■ **TASK STATEMENT**: Are you able to quote each entry exactly as written?

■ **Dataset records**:
----
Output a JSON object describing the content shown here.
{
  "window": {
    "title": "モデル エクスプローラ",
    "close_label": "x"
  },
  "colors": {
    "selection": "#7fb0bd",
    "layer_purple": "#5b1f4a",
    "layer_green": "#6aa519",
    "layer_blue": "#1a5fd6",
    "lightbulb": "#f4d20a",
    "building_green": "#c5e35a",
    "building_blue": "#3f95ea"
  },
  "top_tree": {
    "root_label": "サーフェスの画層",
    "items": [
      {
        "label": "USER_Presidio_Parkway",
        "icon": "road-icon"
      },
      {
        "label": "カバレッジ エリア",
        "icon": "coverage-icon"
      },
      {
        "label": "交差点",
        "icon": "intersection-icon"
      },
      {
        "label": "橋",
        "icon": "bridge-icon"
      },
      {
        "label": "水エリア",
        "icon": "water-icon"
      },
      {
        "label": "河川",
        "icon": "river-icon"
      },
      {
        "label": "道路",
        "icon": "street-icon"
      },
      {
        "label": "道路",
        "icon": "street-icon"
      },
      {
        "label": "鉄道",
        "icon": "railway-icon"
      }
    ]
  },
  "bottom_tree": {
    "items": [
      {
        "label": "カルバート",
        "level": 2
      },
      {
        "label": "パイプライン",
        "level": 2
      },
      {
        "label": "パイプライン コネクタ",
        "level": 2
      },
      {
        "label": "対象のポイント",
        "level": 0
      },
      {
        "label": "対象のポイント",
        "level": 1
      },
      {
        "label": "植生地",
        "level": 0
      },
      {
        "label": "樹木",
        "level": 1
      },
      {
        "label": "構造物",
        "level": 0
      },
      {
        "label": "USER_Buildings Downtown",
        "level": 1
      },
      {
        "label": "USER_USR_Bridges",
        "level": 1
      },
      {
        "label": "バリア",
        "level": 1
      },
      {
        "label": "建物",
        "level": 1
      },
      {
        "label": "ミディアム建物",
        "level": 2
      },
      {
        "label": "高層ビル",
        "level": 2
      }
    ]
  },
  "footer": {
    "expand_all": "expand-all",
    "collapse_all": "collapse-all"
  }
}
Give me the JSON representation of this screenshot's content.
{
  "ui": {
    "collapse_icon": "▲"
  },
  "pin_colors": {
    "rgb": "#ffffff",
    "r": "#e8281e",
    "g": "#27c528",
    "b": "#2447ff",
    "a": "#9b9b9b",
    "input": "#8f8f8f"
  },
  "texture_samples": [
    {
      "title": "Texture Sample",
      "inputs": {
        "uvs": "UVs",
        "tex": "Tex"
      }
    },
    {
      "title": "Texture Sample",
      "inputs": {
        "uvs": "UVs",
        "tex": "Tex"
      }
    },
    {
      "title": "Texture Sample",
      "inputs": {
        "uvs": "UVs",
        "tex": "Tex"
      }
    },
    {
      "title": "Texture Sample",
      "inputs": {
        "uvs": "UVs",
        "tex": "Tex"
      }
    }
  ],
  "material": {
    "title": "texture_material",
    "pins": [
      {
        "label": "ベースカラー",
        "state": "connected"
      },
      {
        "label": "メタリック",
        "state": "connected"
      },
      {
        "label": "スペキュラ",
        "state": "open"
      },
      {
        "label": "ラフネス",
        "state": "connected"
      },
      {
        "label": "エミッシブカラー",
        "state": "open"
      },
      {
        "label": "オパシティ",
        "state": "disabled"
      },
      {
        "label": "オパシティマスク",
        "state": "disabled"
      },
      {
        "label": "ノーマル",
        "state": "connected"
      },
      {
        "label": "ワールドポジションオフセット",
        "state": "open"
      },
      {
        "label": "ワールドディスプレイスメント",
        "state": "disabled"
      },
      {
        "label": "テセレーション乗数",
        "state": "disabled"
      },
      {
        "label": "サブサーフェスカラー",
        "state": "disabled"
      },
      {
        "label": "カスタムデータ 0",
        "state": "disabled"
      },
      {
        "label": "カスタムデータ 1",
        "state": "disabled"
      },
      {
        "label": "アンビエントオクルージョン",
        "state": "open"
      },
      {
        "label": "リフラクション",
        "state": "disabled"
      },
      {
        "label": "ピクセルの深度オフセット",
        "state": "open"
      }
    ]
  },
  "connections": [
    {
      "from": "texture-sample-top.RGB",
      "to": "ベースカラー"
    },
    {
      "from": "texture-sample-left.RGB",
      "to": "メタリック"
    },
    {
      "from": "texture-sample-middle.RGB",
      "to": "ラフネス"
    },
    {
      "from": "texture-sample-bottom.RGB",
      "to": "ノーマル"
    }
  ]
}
----
■ **FULL ANSWER**:
Output a JSON object describing the content shown here.
{
  "window": {
    "title": "モデル エクスプローラ",
    "close_label": "x"
  },
  "colors": {
    "selection": "#7fb0bd",
    "layer_purple": "#5b1f4a",
    "layer_green": "#6aa519",
    "layer_blue": "#1a5fd6",
    "lightbulb": "#f4d20a",
    "building_green": "#c5e35a",
    "building_blue": "#3f95ea"
  },
  "top_tree": {
    "root_label": "サーフェスの画層",
    "items": [
      {
        "label": "USER_Presidio_Parkway",
        "icon": "road-icon"
      },
      {
        "label": "カバレッジ エリア",
        "icon": "coverage-icon"
      },
      {
        "label": "交差点",
        "icon": "intersection-icon"
      },
      {
        "label": "橋",
        "icon": "bridge-icon"
      },
      {
        "label": "水エリア",
        "icon": "water-icon"
      },
      {
        "label": "河川",
        "icon": "river-icon"
      },
      {
        "label": "道路",
        "icon": "street-icon"
      },
      {
        "label": "道路",
        "icon": "street-icon"
      },
      {
        "label": "鉄道",
        "icon": "railway-icon"
      }
    ]
  },
  "bottom_tree": {
    "items": [
      {
        "label": "カルバート",
        "level": 2
      },
      {
        "label": "パイプライン",
        "level": 2
      },
      {
        "label": "パイプライン コネクタ",
        "level": 2
      },
      {
        "label": "対象のポイント",
        "level": 0
      },
      {
        "label": "対象のポイント",
        "level": 1
      },
      {
        "label": "植生地",
        "level": 0
      },
      {
        "label": "樹木",
        "level": 1
      },
      {
        "label": "構造物",
        "level": 0
      },
      {
        "label": "USER_Buildings Downtown",
        "level": 1
      },
      {
        "label": "USER_USR_Bridges",
        "level": 1
      },
      {
        "label": "バリア",
        "level": 1
      },
      {
        "label": "建物",
        "level": 1
      },
      {
        "label": "ミディアム建物",
        "level": 2
      },
      {
        "label": "高層ビル",
        "level": 2
      }
    ]
  },
  "footer": {
    "expand_all": "expand-all",
    "collapse_all": "collapse-all"
  }
}
Give me the JSON representation of this screenshot's content.
{
  "ui": {
    "collapse_icon": "▲"
  },
  "pin_colors": {
    "rgb": "#ffffff",
    "r": "#e8281e",
    "g": "#27c528",
    "b": "#2447ff",
    "a": "#9b9b9b",
    "input": "#8f8f8f"
  },
  "texture_samples": [
    {
      "title": "Texture Sample",
      "inputs": {
        "uvs": "UVs",
        "tex": "Tex"
      }
    },
    {
      "title": "Texture Sample",
      "inputs": {
        "uvs": "UVs",
        "tex": "Tex"
      }
    },
    {
      "title": "Texture Sample",
      "inputs": {
        "uvs": "UVs",
        "tex": "Tex"
      }
    },
    {
      "title": "Texture Sample",
      "inputs": {
        "uvs": "UVs",
        "tex": "Tex"
      }
    }
  ],
  "material": {
    "title": "texture_material",
    "pins": [
      {
        "label": "ベースカラー",
        "state": "connected"
      },
      {
        "label": "メタリック",
        "state": "connected"
      },
      {
        "label": "スペキュラ",
        "state": "open"
      },
      {
        "label": "ラフネス",
        "state": "connected"
      },
      {
        "label": "エミッシブカラー",
        "state": "open"
      },
      {
        "label": "オパシティ",
        "state": "disabled"
      },
      {
        "label": "オパシティマスク",
        "state": "disabled"
      },
      {
        "label": "ノーマル",
        "state": "connected"
      },
      {
        "label": "ワールドポジションオフセット",
        "state": "open"
      },
      {
        "label": "ワールドディスプレイスメント",
        "state": "disabled"
      },
      {
        "label": "テセレーション乗数",
        "state": "disabled"
      },
      {
        "label": "サブサーフェスカラー",
        "state": "disabled"
      },
      {
        "label": "カスタムデータ 0",
        "state": "disabled"
      },
      {
        "label": "カスタムデータ 1",
        "state": "disabled"
      },
      {
        "label": "アンビエントオクルージョン",
        "state": "open"
      },
      {
        "label": "リフラクション",
        "state": "disabled"
      },
      {
        "label": "ピクセルの深度オフセット",
        "state": "open"
      }
    ]
  },
  "connections": [
    {
      "from": "texture-sample-top.RGB",
      "to": "ベースカラー"
    },
    {
      "from": "texture-sample-left.RGB",
      "to": "メタリック"
    },
    {
      "from": "texture-sample-middle.RGB",
      "to": "ラフネス"
    },
    {
      "from": "texture-sample-bottom.RGB",
      "to": "ノーマル"
    }
  ]
}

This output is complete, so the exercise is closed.